--- BEGIN Material shown ---

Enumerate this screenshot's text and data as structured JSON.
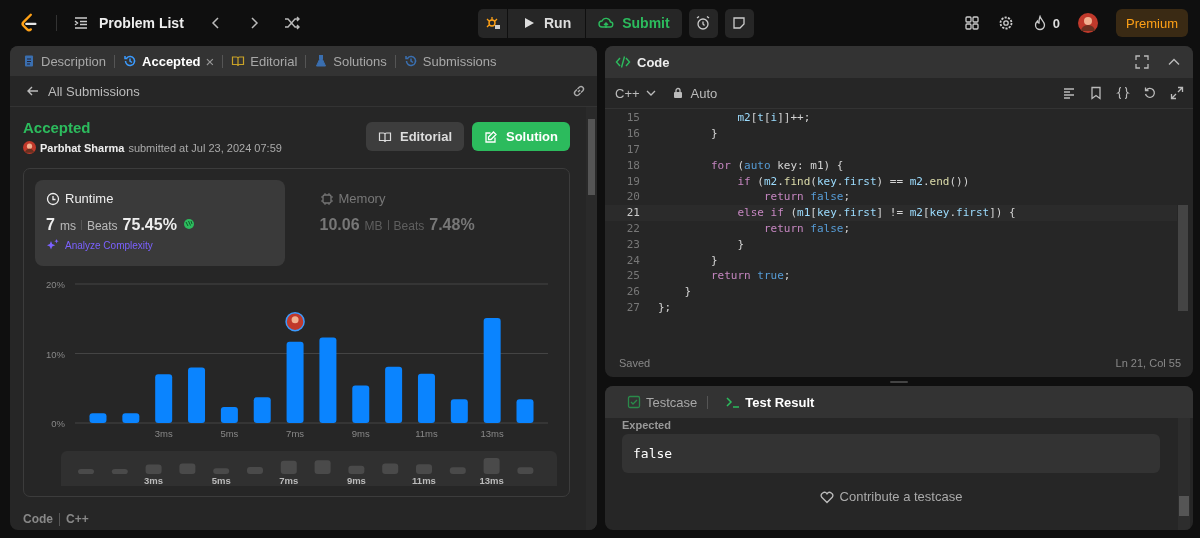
{
  "topbar": {
    "title": "Problem List",
    "run": "Run",
    "submit": "Submit",
    "streak": "0",
    "premium": "Premium"
  },
  "left_panel": {
    "tabs": [
      {
        "label": "Description",
        "selected": false,
        "closable": false
      },
      {
        "label": "Accepted",
        "selected": true,
        "closable": true
      },
      {
        "label": "Editorial",
        "selected": false,
        "closable": false
      },
      {
        "label": "Solutions",
        "selected": false,
        "closable": false
      },
      {
        "label": "Submissions",
        "selected": false,
        "closable": false
      }
    ],
    "close_glyph": "×",
    "back": "All Submissions",
    "status": "Accepted",
    "author": "Parbhat Sharma",
    "submitted": "submitted at Jul 23, 2024 07:59",
    "buttons": [
      {
        "label": "Editorial",
        "kind": "secondary"
      },
      {
        "label": "Solution",
        "kind": "primary"
      }
    ],
    "stats": [
      {
        "title": "Runtime",
        "selected": true,
        "value": "7",
        "unit": "ms",
        "beats_label": "Beats",
        "beats": "75.45%",
        "link": "Analyze Complexity"
      },
      {
        "title": "Memory",
        "selected": false,
        "value": "10.06",
        "unit": "MB",
        "beats_label": "Beats",
        "beats": "7.48%"
      }
    ],
    "chart_data": {
      "type": "bar",
      "x": [
        1,
        2,
        3,
        4,
        5,
        6,
        7,
        8,
        9,
        10,
        11,
        12,
        13,
        14
      ],
      "series": [
        {
          "color": "#0a84ff",
          "values": [
            1.4,
            1.4,
            7.0,
            8.0,
            2.3,
            3.7,
            11.7,
            12.3,
            5.4,
            8.1,
            7.1,
            3.4,
            15.1,
            3.4
          ]
        }
      ],
      "xlim": [
        0.3,
        14.7
      ],
      "ylim": [
        0,
        20
      ],
      "yticks": [
        {
          "value": 0,
          "label": "0%"
        },
        {
          "value": 10,
          "label": "10%"
        },
        {
          "value": 20,
          "label": "20%"
        }
      ],
      "xticks": [
        {
          "value": 3,
          "label": "3ms"
        },
        {
          "value": 5,
          "label": "5ms"
        },
        {
          "value": 7,
          "label": "7ms"
        },
        {
          "value": 9,
          "label": "9ms"
        },
        {
          "value": 11,
          "label": "11ms"
        },
        {
          "value": 13,
          "label": "13ms"
        }
      ]
    },
    "overview_labels": [
      "3ms",
      "5ms",
      "7ms",
      "9ms",
      "11ms",
      "13ms"
    ],
    "footer": [
      "Code",
      "C++"
    ]
  },
  "code_panel": {
    "title": "Code",
    "language": "C++",
    "mode": "Auto",
    "lines": [
      {
        "number": "15",
        "current": false,
        "tokens": [
          {
            "text": "            m2",
            "kind": "var"
          },
          {
            "text": "[",
            "kind": "p"
          },
          {
            "text": "t",
            "kind": "var"
          },
          {
            "text": "[",
            "kind": "p"
          },
          {
            "text": "i",
            "kind": "var"
          },
          {
            "text": "]]++;",
            "kind": "p"
          }
        ]
      },
      {
        "number": "16",
        "current": false,
        "tokens": [
          {
            "text": "        }",
            "kind": "p"
          }
        ]
      },
      {
        "number": "17",
        "current": false
      },
      {
        "number": "18",
        "current": false,
        "tokens": [
          {
            "text": "        for",
            "kind": "kw"
          },
          {
            "text": " (",
            "kind": "p"
          },
          {
            "text": "auto",
            "kind": "const"
          },
          {
            "text": " key: m1) {",
            "kind": "p"
          }
        ]
      },
      {
        "number": "19",
        "current": false,
        "tokens": [
          {
            "text": "            if",
            "kind": "kw"
          },
          {
            "text": " (",
            "kind": "p"
          },
          {
            "text": "m2",
            "kind": "var"
          },
          {
            "text": ".",
            "kind": "p"
          },
          {
            "text": "find",
            "kind": "fn"
          },
          {
            "text": "(",
            "kind": "p"
          },
          {
            "text": "key",
            "kind": "var"
          },
          {
            "text": ".",
            "kind": "p"
          },
          {
            "text": "first",
            "kind": "var"
          },
          {
            "text": ") == ",
            "kind": "p"
          },
          {
            "text": "m2",
            "kind": "var"
          },
          {
            "text": ".",
            "kind": "p"
          },
          {
            "text": "end",
            "kind": "fn"
          },
          {
            "text": "())",
            "kind": "p"
          }
        ]
      },
      {
        "number": "20",
        "current": false,
        "tokens": [
          {
            "text": "                return ",
            "kind": "kw"
          },
          {
            "text": "false",
            "kind": "const"
          },
          {
            "text": ";",
            "kind": "p"
          }
        ]
      },
      {
        "number": "21",
        "current": true,
        "tokens": [
          {
            "text": "            else if",
            "kind": "kw"
          },
          {
            "text": " (",
            "kind": "p"
          },
          {
            "text": "m1",
            "kind": "var"
          },
          {
            "text": "[",
            "kind": "p"
          },
          {
            "text": "key",
            "kind": "var"
          },
          {
            "text": ".",
            "kind": "p"
          },
          {
            "text": "first",
            "kind": "var"
          },
          {
            "text": "] != ",
            "kind": "p"
          },
          {
            "text": "m2",
            "kind": "var"
          },
          {
            "text": "[",
            "kind": "p"
          },
          {
            "text": "key",
            "kind": "var"
          },
          {
            "text": ".",
            "kind": "p"
          },
          {
            "text": "first",
            "kind": "var"
          },
          {
            "text": "]) {",
            "kind": "p"
          }
        ]
      },
      {
        "number": "22",
        "current": false,
        "tokens": [
          {
            "text": "                return ",
            "kind": "kw"
          },
          {
            "text": "false",
            "kind": "const"
          },
          {
            "text": ";",
            "kind": "p"
          }
        ]
      },
      {
        "number": "23",
        "current": false,
        "tokens": [
          {
            "text": "            }",
            "kind": "p"
          }
        ]
      },
      {
        "number": "24",
        "current": false,
        "tokens": [
          {
            "text": "        }",
            "kind": "p"
          }
        ]
      },
      {
        "number": "25",
        "current": false,
        "tokens": [
          {
            "text": "        return ",
            "kind": "kw"
          },
          {
            "text": "true",
            "kind": "const"
          },
          {
            "text": ";",
            "kind": "p"
          }
        ]
      },
      {
        "number": "26",
        "current": false,
        "tokens": [
          {
            "text": "    }",
            "kind": "p"
          }
        ]
      },
      {
        "number": "27",
        "current": false,
        "tokens": [
          {
            "text": "};",
            "kind": "p"
          }
        ]
      }
    ],
    "saved": "Saved",
    "cursor": "Ln 21, Col 55"
  },
  "test_panel": {
    "tabs": [
      {
        "label": "Testcase",
        "selected": false
      },
      {
        "label": "Test Result",
        "selected": true
      }
    ],
    "label": "Expected",
    "value": "false",
    "contribute": "Contribute a testcase"
  }
}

--- END Material shown ---

**Prompt**: Extract all the data above exactly, excluding every picture.

**Answer to this task**:
Enumerate this screenshot's text and data as structured JSON.
{
  "topbar": {
    "title": "Problem List",
    "run": "Run",
    "submit": "Submit",
    "streak": "0",
    "premium": "Premium"
  },
  "left_panel": {
    "tabs": [
      {
        "label": "Description",
        "selected": false,
        "closable": false
      },
      {
        "label": "Accepted",
        "selected": true,
        "closable": true
      },
      {
        "label": "Editorial",
        "selected": false,
        "closable": false
      },
      {
        "label": "Solutions",
        "selected": false,
        "closable": false
      },
      {
        "label": "Submissions",
        "selected": false,
        "closable": false
      }
    ],
    "close_glyph": "×",
    "back": "All Submissions",
    "status": "Accepted",
    "author": "Parbhat Sharma",
    "submitted": "submitted at Jul 23, 2024 07:59",
    "buttons": [
      {
        "label": "Editorial",
        "kind": "secondary"
      },
      {
        "label": "Solution",
        "kind": "primary"
      }
    ],
    "stats": [
      {
        "title": "Runtime",
        "selected": true,
        "value": "7",
        "unit": "ms",
        "beats_label": "Beats",
        "beats": "75.45%",
        "link": "Analyze Complexity"
      },
      {
        "title": "Memory",
        "selected": false,
        "value": "10.06",
        "unit": "MB",
        "beats_label": "Beats",
        "beats": "7.48%"
      }
    ],
    "chart_data": {
      "type": "bar",
      "x": [
        1,
        2,
        3,
        4,
        5,
        6,
        7,
        8,
        9,
        10,
        11,
        12,
        13,
        14
      ],
      "series": [
        {
          "color": "#0a84ff",
          "values": [
            1.4,
            1.4,
            7.0,
            8.0,
            2.3,
            3.7,
            11.7,
            12.3,
            5.4,
            8.1,
            7.1,
            3.4,
            15.1,
            3.4
          ]
        }
      ],
      "xlim": [
        0.3,
        14.7
      ],
      "ylim": [
        0,
        20
      ],
      "yticks": [
        {
          "value": 0,
          "label": "0%"
        },
        {
          "value": 10,
          "label": "10%"
        },
        {
          "value": 20,
          "label": "20%"
        }
      ],
      "xticks": [
        {
          "value": 3,
          "label": "3ms"
        },
        {
          "value": 5,
          "label": "5ms"
        },
        {
          "value": 7,
          "label": "7ms"
        },
        {
          "value": 9,
          "label": "9ms"
        },
        {
          "value": 11,
          "label": "11ms"
        },
        {
          "value": 13,
          "label": "13ms"
        }
      ]
    },
    "overview_labels": [
      "3ms",
      "5ms",
      "7ms",
      "9ms",
      "11ms",
      "13ms"
    ],
    "footer": [
      "Code",
      "C++"
    ]
  },
  "code_panel": {
    "title": "Code",
    "language": "C++",
    "mode": "Auto",
    "lines": [
      {
        "number": "15",
        "current": false,
        "tokens": [
          {
            "text": "            m2",
            "kind": "var"
          },
          {
            "text": "[",
            "kind": "p"
          },
          {
            "text": "t",
            "kind": "var"
          },
          {
            "text": "[",
            "kind": "p"
          },
          {
            "text": "i",
            "kind": "var"
          },
          {
            "text": "]]++;",
            "kind": "p"
          }
        ]
      },
      {
        "number": "16",
        "current": false,
        "tokens": [
          {
            "text": "        }",
            "kind": "p"
          }
        ]
      },
      {
        "number": "17",
        "current": false
      },
      {
        "number": "18",
        "current": false,
        "tokens": [
          {
            "text": "        for",
            "kind": "kw"
          },
          {
            "text": " (",
            "kind": "p"
          },
          {
            "text": "auto",
            "kind": "const"
          },
          {
            "text": " key: m1) {",
            "kind": "p"
          }
        ]
      },
      {
        "number": "19",
        "current": false,
        "tokens": [
          {
            "text": "            if",
            "kind": "kw"
          },
          {
            "text": " (",
            "kind": "p"
          },
          {
            "text": "m2",
            "kind": "var"
          },
          {
            "text": ".",
            "kind": "p"
          },
          {
            "text": "find",
            "kind": "fn"
          },
          {
            "text": "(",
            "kind": "p"
          },
          {
            "text": "key",
            "kind": "var"
          },
          {
            "text": ".",
            "kind": "p"
          },
          {
            "text": "first",
            "kind": "var"
          },
          {
            "text": ") == ",
            "kind": "p"
          },
          {
            "text": "m2",
            "kind": "var"
          },
          {
            "text": ".",
            "kind": "p"
          },
          {
            "text": "end",
            "kind": "fn"
          },
          {
            "text": "())",
            "kind": "p"
          }
        ]
      },
      {
        "number": "20",
        "current": false,
        "tokens": [
          {
            "text": "                return ",
            "kind": "kw"
          },
          {
            "text": "false",
            "kind": "const"
          },
          {
            "text": ";",
            "kind": "p"
          }
        ]
      },
      {
        "number": "21",
        "current": true,
        "tokens": [
          {
            "text": "            else if",
            "kind": "kw"
          },
          {
            "text": " (",
            "kind": "p"
          },
          {
            "text": "m1",
            "kind": "var"
          },
          {
            "text": "[",
            "kind": "p"
          },
          {
            "text": "key",
            "kind": "var"
          },
          {
            "text": ".",
            "kind": "p"
          },
          {
            "text": "first",
            "kind": "var"
          },
          {
            "text": "] != ",
            "kind": "p"
          },
          {
            "text": "m2",
            "kind": "var"
          },
          {
            "text": "[",
            "kind": "p"
          },
          {
            "text": "key",
            "kind": "var"
          },
          {
            "text": ".",
            "kind": "p"
          },
          {
            "text": "first",
            "kind": "var"
          },
          {
            "text": "]) {",
            "kind": "p"
          }
        ]
      },
      {
        "number": "22",
        "current": false,
        "tokens": [
          {
            "text": "                return ",
            "kind": "kw"
          },
          {
            "text": "false",
            "kind": "const"
          },
          {
            "text": ";",
            "kind": "p"
          }
        ]
      },
      {
        "number": "23",
        "current": false,
        "tokens": [
          {
            "text": "            }",
            "kind": "p"
          }
        ]
      },
      {
        "number": "24",
        "current": false,
        "tokens": [
          {
            "text": "        }",
            "kind": "p"
          }
        ]
      },
      {
        "number": "25",
        "current": false,
        "tokens": [
          {
            "text": "        return ",
            "kind": "kw"
          },
          {
            "text": "true",
            "kind": "const"
          },
          {
            "text": ";",
            "kind": "p"
          }
        ]
      },
      {
        "number": "26",
        "current": false,
        "tokens": [
          {
            "text": "    }",
            "kind": "p"
          }
        ]
      },
      {
        "number": "27",
        "current": false,
        "tokens": [
          {
            "text": "};",
            "kind": "p"
          }
        ]
      }
    ],
    "saved": "Saved",
    "cursor": "Ln 21, Col 55"
  },
  "test_panel": {
    "tabs": [
      {
        "label": "Testcase",
        "selected": false
      },
      {
        "label": "Test Result",
        "selected": true
      }
    ],
    "label": "Expected",
    "value": "false",
    "contribute": "Contribute a testcase"
  }
}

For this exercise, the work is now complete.